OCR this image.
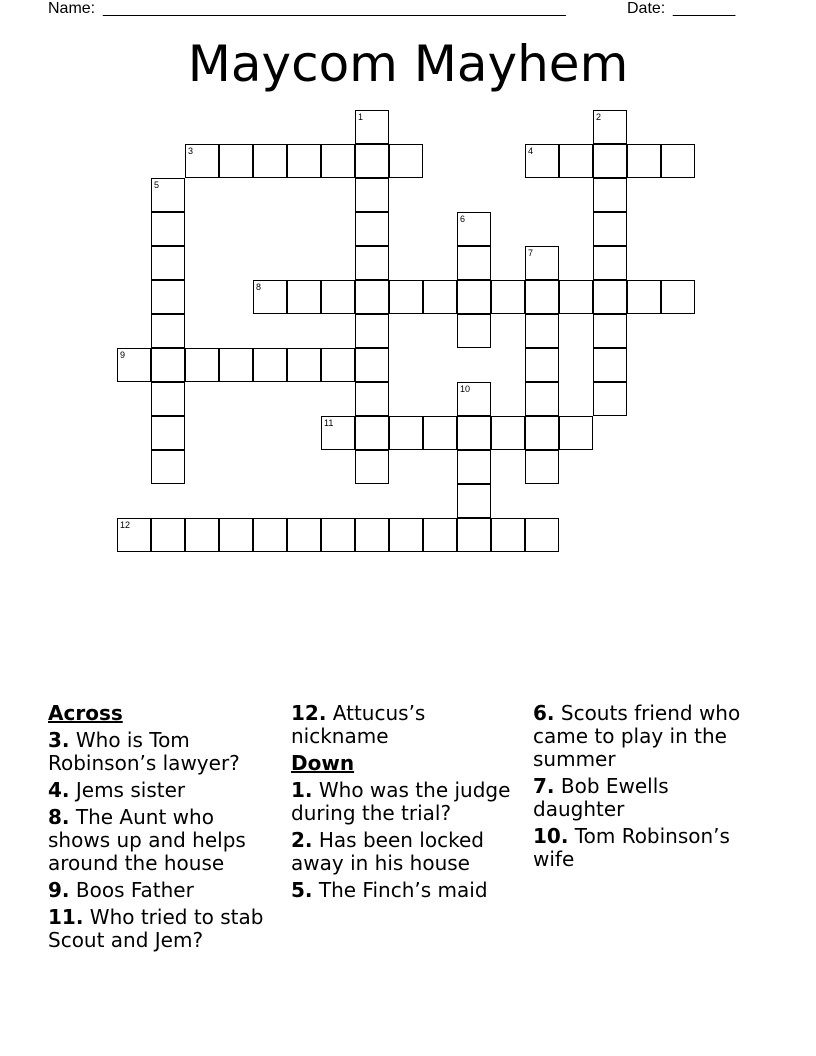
Name: ____________________________________________________	Date: _______
Maycom Mayhem
1	2
3	4
5
6
7
8
9
10
11
12
Across
3. Who is Tom Robinson’s lawyer?
4. Jems sister
8. The Aunt who shows up and helps around the house
9. Boos Father
11. Who tried to stab Scout and Jem?
12. Attucus’s nickname
Down
1. Who was the judge during the trial?
2. Has been locked away in his house
5. The Finch’s maid
6. Scouts friend who came to play in the summer
7. Bob Ewells daughter
10. Tom Robinson’s wife
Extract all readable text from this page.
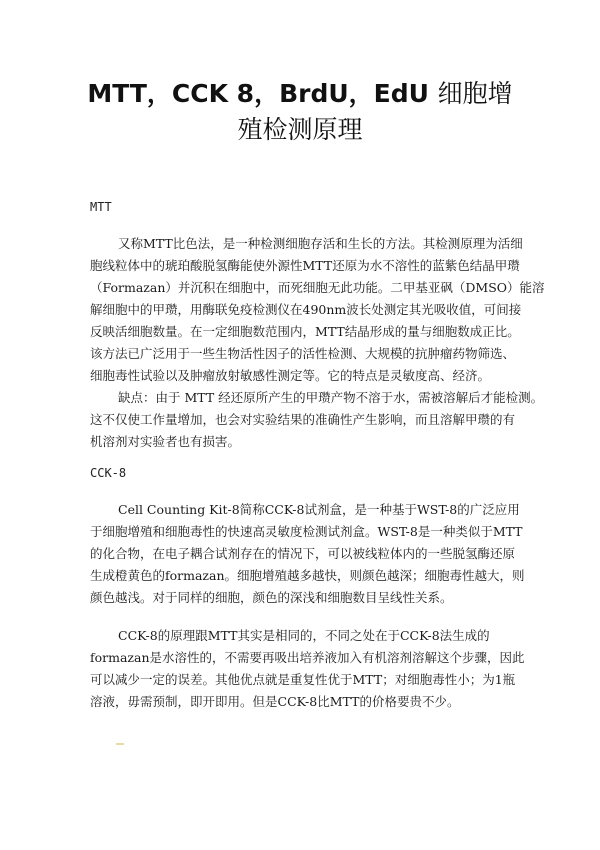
MTT，CCK 8，BrdU，EdU 细胞增
殖检测原理
MTT
又称MTT比色法，是一种检测细胞存活和生长的方法。其检测原理为活细
胞线粒体中的琥珀酸脱氢酶能使外源性MTT还原为水不溶性的蓝紫色结晶甲瓒
（Formazan）并沉积在细胞中，而死细胞无此功能。二甲基亚砜（DMSO）能溶
解细胞中的甲瓒，用酶联免疫检测仪在490nm波长处测定其光吸收值，可间接
反映活细胞数量。在一定细胞数范围内，MTT结晶形成的量与细胞数成正比。
该方法已广泛用于一些生物活性因子的活性检测、大规模的抗肿瘤药物筛选、
细胞毒性试验以及肿瘤放射敏感性测定等。它的特点是灵敏度高、经济。
缺点：由于 MTT 经还原所产生的甲瓒产物不溶于水，需被溶解后才能检测。
这不仅使工作量增加，也会对实验结果的准确性产生影响，而且溶解甲瓒的有
机溶剂对实验者也有损害。
CCK-8
Cell Counting Kit-8简称CCK-8试剂盒，是一种基于WST-8的广泛应用
于细胞增殖和细胞毒性的快速高灵敏度检测试剂盒。WST-8是一种类似于MTT
的化合物，在电子耦合试剂存在的情况下，可以被线粒体内的一些脱氢酶还原
生成橙黄色的formazan。细胞增殖越多越快，则颜色越深；细胞毒性越大，则
颜色越浅。对于同样的细胞，颜色的深浅和细胞数目呈线性关系。
CCK-8的原理跟MTT其实是相同的，不同之处在于CCK-8法生成的
formazan是水溶性的，不需要再吸出培养液加入有机溶剂溶解这个步骤，因此
可以减少一定的误差。其他优点就是重复性优于MTT；对细胞毒性小；为1瓶
溶液，毋需预制，即开即用。但是CCK-8比MTT的价格要贵不少。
_ _ _ _
### What to do
Make a copy of each line that contains the string "Robinson".

### The reply
3. Who is Tom Robinson’s lawyer?
10. Tom Robinson’s wife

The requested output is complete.